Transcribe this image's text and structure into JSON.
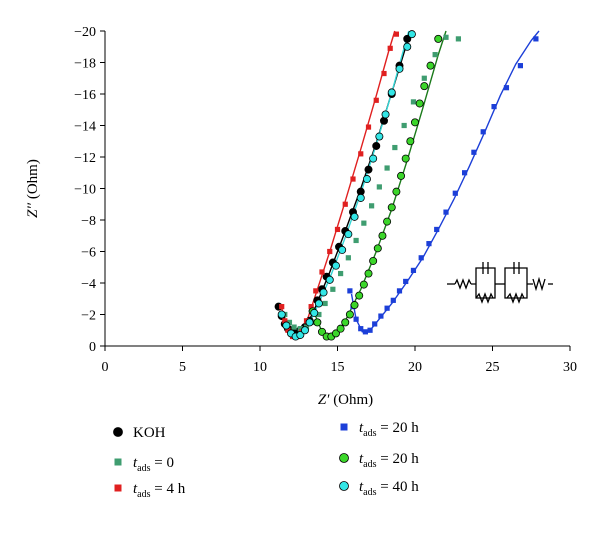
{
  "chart_data": {
    "type": "scatter",
    "title": "",
    "xlabel": {
      "symbol": "Z′",
      "unit": "(Ohm)"
    },
    "ylabel": {
      "symbol": "Z′′",
      "unit": "(Ohm)"
    },
    "xlim": [
      0,
      30
    ],
    "ylim": [
      0,
      -20
    ],
    "x_ticks": [
      0,
      5,
      10,
      15,
      20,
      25,
      30
    ],
    "y_ticks": [
      0,
      -2,
      -4,
      -6,
      -8,
      -10,
      -12,
      -14,
      -16,
      -18,
      -20
    ],
    "y_tick_labels": [
      "0",
      "−2",
      "−4",
      "−6",
      "−8",
      "−10",
      "−12",
      "−14",
      "−16",
      "−18",
      "−20"
    ],
    "grid": false,
    "legend_placement": "bottom",
    "series": [
      {
        "name": "KOH",
        "marker": "circle",
        "color": "#000000",
        "points": [
          [
            11.2,
            -2.5
          ],
          [
            11.4,
            -1.9
          ],
          [
            11.6,
            -1.4
          ],
          [
            11.8,
            -1.1
          ],
          [
            12.0,
            -1.0
          ],
          [
            12.3,
            -0.9
          ],
          [
            12.6,
            -1.0
          ],
          [
            12.9,
            -1.2
          ],
          [
            13.2,
            -1.6
          ],
          [
            13.4,
            -2.2
          ],
          [
            13.7,
            -2.9
          ],
          [
            14.0,
            -3.6
          ],
          [
            14.3,
            -4.4
          ],
          [
            14.7,
            -5.3
          ],
          [
            15.1,
            -6.3
          ],
          [
            15.5,
            -7.3
          ],
          [
            16.0,
            -8.5
          ],
          [
            16.5,
            -9.8
          ],
          [
            17.0,
            -11.2
          ],
          [
            17.5,
            -12.7
          ],
          [
            18.0,
            -14.3
          ],
          [
            18.5,
            -16.0
          ],
          [
            19.0,
            -17.8
          ],
          [
            19.5,
            -19.5
          ]
        ],
        "fit": [
          [
            11.3,
            -2.2
          ],
          [
            11.6,
            -1.4
          ],
          [
            12.0,
            -1.0
          ],
          [
            12.5,
            -0.95
          ],
          [
            13.0,
            -1.3
          ],
          [
            13.5,
            -2.3
          ],
          [
            14.5,
            -4.7
          ],
          [
            15.5,
            -7.3
          ],
          [
            16.5,
            -10.0
          ],
          [
            17.5,
            -12.9
          ],
          [
            18.5,
            -16.1
          ],
          [
            19.5,
            -19.3
          ],
          [
            19.8,
            -20.0
          ]
        ],
        "fit_color": "#000000"
      },
      {
        "name": "t_ads = 0",
        "marker": "square",
        "color": "#3f9d70",
        "points": [
          [
            11.6,
            -2.0
          ],
          [
            11.9,
            -1.5
          ],
          [
            12.2,
            -1.2
          ],
          [
            12.6,
            -1.1
          ],
          [
            13.0,
            -1.2
          ],
          [
            13.4,
            -1.5
          ],
          [
            13.8,
            -2.0
          ],
          [
            14.2,
            -2.7
          ],
          [
            14.7,
            -3.6
          ],
          [
            15.2,
            -4.6
          ],
          [
            15.7,
            -5.6
          ],
          [
            16.2,
            -6.7
          ],
          [
            16.7,
            -7.8
          ],
          [
            17.2,
            -8.9
          ],
          [
            17.7,
            -10.1
          ],
          [
            18.2,
            -11.3
          ],
          [
            18.7,
            -12.6
          ],
          [
            19.3,
            -14.0
          ],
          [
            19.9,
            -15.5
          ],
          [
            20.6,
            -17.0
          ],
          [
            21.3,
            -18.5
          ],
          [
            22.0,
            -19.6
          ],
          [
            22.8,
            -19.5
          ]
        ],
        "fit": [],
        "fit_color": ""
      },
      {
        "name": "t_ads = 4 h",
        "marker": "square",
        "color": "#e02020",
        "points": [
          [
            11.4,
            -2.5
          ],
          [
            11.6,
            -1.6
          ],
          [
            11.8,
            -1.0
          ],
          [
            12.1,
            -0.6
          ],
          [
            12.4,
            -0.6
          ],
          [
            12.7,
            -0.9
          ],
          [
            13.0,
            -1.6
          ],
          [
            13.3,
            -2.5
          ],
          [
            13.6,
            -3.5
          ],
          [
            14.0,
            -4.7
          ],
          [
            14.5,
            -6.0
          ],
          [
            15.0,
            -7.4
          ],
          [
            15.5,
            -9.0
          ],
          [
            16.0,
            -10.6
          ],
          [
            16.5,
            -12.2
          ],
          [
            17.0,
            -13.9
          ],
          [
            17.5,
            -15.6
          ],
          [
            18.0,
            -17.3
          ],
          [
            18.4,
            -18.9
          ],
          [
            18.8,
            -19.8
          ]
        ],
        "fit": [
          [
            11.4,
            -2.4
          ],
          [
            11.7,
            -1.3
          ],
          [
            12.1,
            -0.6
          ],
          [
            12.5,
            -0.6
          ],
          [
            12.9,
            -1.2
          ],
          [
            13.5,
            -3.0
          ],
          [
            14.5,
            -6.0
          ],
          [
            15.5,
            -9.2
          ],
          [
            16.5,
            -12.5
          ],
          [
            17.5,
            -15.9
          ],
          [
            18.3,
            -18.7
          ],
          [
            18.7,
            -20.0
          ]
        ],
        "fit_color": "#e02020"
      },
      {
        "name": "t_ads = 20 h",
        "marker": "square",
        "color": "#1c3fd8",
        "points": [
          [
            15.8,
            -3.5
          ],
          [
            16.0,
            -2.5
          ],
          [
            16.2,
            -1.7
          ],
          [
            16.5,
            -1.1
          ],
          [
            16.8,
            -0.9
          ],
          [
            17.1,
            -1.0
          ],
          [
            17.4,
            -1.4
          ],
          [
            17.8,
            -1.9
          ],
          [
            18.2,
            -2.4
          ],
          [
            18.6,
            -2.9
          ],
          [
            19.0,
            -3.5
          ],
          [
            19.4,
            -4.1
          ],
          [
            19.9,
            -4.8
          ],
          [
            20.4,
            -5.6
          ],
          [
            20.9,
            -6.5
          ],
          [
            21.4,
            -7.4
          ],
          [
            22.0,
            -8.5
          ],
          [
            22.6,
            -9.7
          ],
          [
            23.2,
            -11.0
          ],
          [
            23.8,
            -12.3
          ],
          [
            24.4,
            -13.6
          ],
          [
            25.1,
            -15.2
          ],
          [
            25.9,
            -16.4
          ],
          [
            26.8,
            -17.8
          ],
          [
            27.8,
            -19.5
          ]
        ],
        "fit": [
          [
            15.9,
            -3.3
          ],
          [
            16.2,
            -1.7
          ],
          [
            16.6,
            -0.9
          ],
          [
            17.1,
            -1.0
          ],
          [
            17.6,
            -1.6
          ],
          [
            18.5,
            -2.7
          ],
          [
            19.5,
            -4.1
          ],
          [
            20.5,
            -5.6
          ],
          [
            21.5,
            -7.4
          ],
          [
            22.5,
            -9.3
          ],
          [
            23.5,
            -11.4
          ],
          [
            24.5,
            -13.6
          ],
          [
            25.5,
            -15.9
          ],
          [
            26.5,
            -17.9
          ],
          [
            27.5,
            -19.4
          ],
          [
            28.0,
            -20.0
          ]
        ],
        "fit_color": "#1c3fd8"
      },
      {
        "name": "t_ads = 20 h",
        "marker": "circle",
        "color": "#3bd62a",
        "points": [
          [
            13.4,
            -2.2
          ],
          [
            13.7,
            -1.5
          ],
          [
            14.0,
            -0.9
          ],
          [
            14.3,
            -0.6
          ],
          [
            14.6,
            -0.6
          ],
          [
            14.9,
            -0.8
          ],
          [
            15.2,
            -1.1
          ],
          [
            15.5,
            -1.5
          ],
          [
            15.8,
            -2.0
          ],
          [
            16.1,
            -2.6
          ],
          [
            16.4,
            -3.2
          ],
          [
            16.7,
            -3.9
          ],
          [
            17.0,
            -4.6
          ],
          [
            17.3,
            -5.4
          ],
          [
            17.6,
            -6.2
          ],
          [
            17.9,
            -7.0
          ],
          [
            18.2,
            -7.9
          ],
          [
            18.5,
            -8.8
          ],
          [
            18.8,
            -9.8
          ],
          [
            19.1,
            -10.8
          ],
          [
            19.4,
            -11.9
          ],
          [
            19.7,
            -13.0
          ],
          [
            20.0,
            -14.2
          ],
          [
            20.3,
            -15.4
          ],
          [
            20.6,
            -16.5
          ],
          [
            21.0,
            -17.8
          ],
          [
            21.5,
            -19.5
          ]
        ],
        "fit": [
          [
            13.5,
            -2.1
          ],
          [
            14.0,
            -0.9
          ],
          [
            14.5,
            -0.55
          ],
          [
            15.0,
            -0.8
          ],
          [
            15.5,
            -1.6
          ],
          [
            16.5,
            -3.6
          ],
          [
            17.5,
            -6.0
          ],
          [
            18.5,
            -8.7
          ],
          [
            19.5,
            -11.8
          ],
          [
            20.5,
            -15.1
          ],
          [
            21.5,
            -18.5
          ],
          [
            22.0,
            -20.0
          ]
        ],
        "fit_color": "#1a7a1a"
      },
      {
        "name": "t_ads = 40 h",
        "marker": "circle",
        "color": "#33e6e6",
        "points": [
          [
            11.4,
            -2.0
          ],
          [
            11.7,
            -1.3
          ],
          [
            12.0,
            -0.8
          ],
          [
            12.3,
            -0.6
          ],
          [
            12.6,
            -0.7
          ],
          [
            12.9,
            -1.0
          ],
          [
            13.2,
            -1.5
          ],
          [
            13.5,
            -2.1
          ],
          [
            13.8,
            -2.7
          ],
          [
            14.1,
            -3.4
          ],
          [
            14.5,
            -4.2
          ],
          [
            14.9,
            -5.1
          ],
          [
            15.3,
            -6.1
          ],
          [
            15.7,
            -7.1
          ],
          [
            16.1,
            -8.2
          ],
          [
            16.5,
            -9.4
          ],
          [
            16.9,
            -10.6
          ],
          [
            17.3,
            -11.9
          ],
          [
            17.7,
            -13.3
          ],
          [
            18.1,
            -14.7
          ],
          [
            18.5,
            -16.1
          ],
          [
            19.0,
            -17.6
          ],
          [
            19.5,
            -19.0
          ],
          [
            19.8,
            -19.8
          ]
        ],
        "fit": [
          [
            11.5,
            -1.8
          ],
          [
            12.0,
            -0.8
          ],
          [
            12.5,
            -0.6
          ],
          [
            13.0,
            -1.1
          ],
          [
            13.5,
            -2.1
          ],
          [
            14.5,
            -4.3
          ],
          [
            15.5,
            -6.9
          ],
          [
            16.5,
            -9.7
          ],
          [
            17.5,
            -12.8
          ],
          [
            18.5,
            -16.1
          ],
          [
            19.4,
            -19.3
          ],
          [
            19.6,
            -20.0
          ]
        ],
        "fit_color": "#33d6d6"
      }
    ]
  },
  "legend": [
    {
      "marker": "circle",
      "color": "#000000",
      "prefix": "KOH",
      "sub": "",
      "suffix": ""
    },
    {
      "marker": "square",
      "color": "#3f9d70",
      "prefix": "t",
      "sub": "ads",
      "suffix": " = 0"
    },
    {
      "marker": "square",
      "color": "#e02020",
      "prefix": "t",
      "sub": "ads",
      "suffix": " = 4 h"
    },
    {
      "marker": "square",
      "color": "#1c3fd8",
      "prefix": "t",
      "sub": "ads",
      "suffix": " = 20 h"
    },
    {
      "marker": "circle",
      "color": "#3bd62a",
      "prefix": "t",
      "sub": "ads",
      "suffix": " = 20 h"
    },
    {
      "marker": "circle",
      "color": "#33e6e6",
      "prefix": "t",
      "sub": "ads",
      "suffix": " = 40 h"
    }
  ],
  "inset": {
    "type": "equivalent-circuit"
  }
}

--*--

### [WHAT IS BEING ASKED]
Read the entries and show each line that mentions "suffix".

### [CORRECT ANSWER]
      "suffix": ""
      "suffix": " = 0"
      "suffix": " = 4 h"
      "suffix": " = 20 h"
      "suffix": " = 20 h"
      "suffix": " = 40 h"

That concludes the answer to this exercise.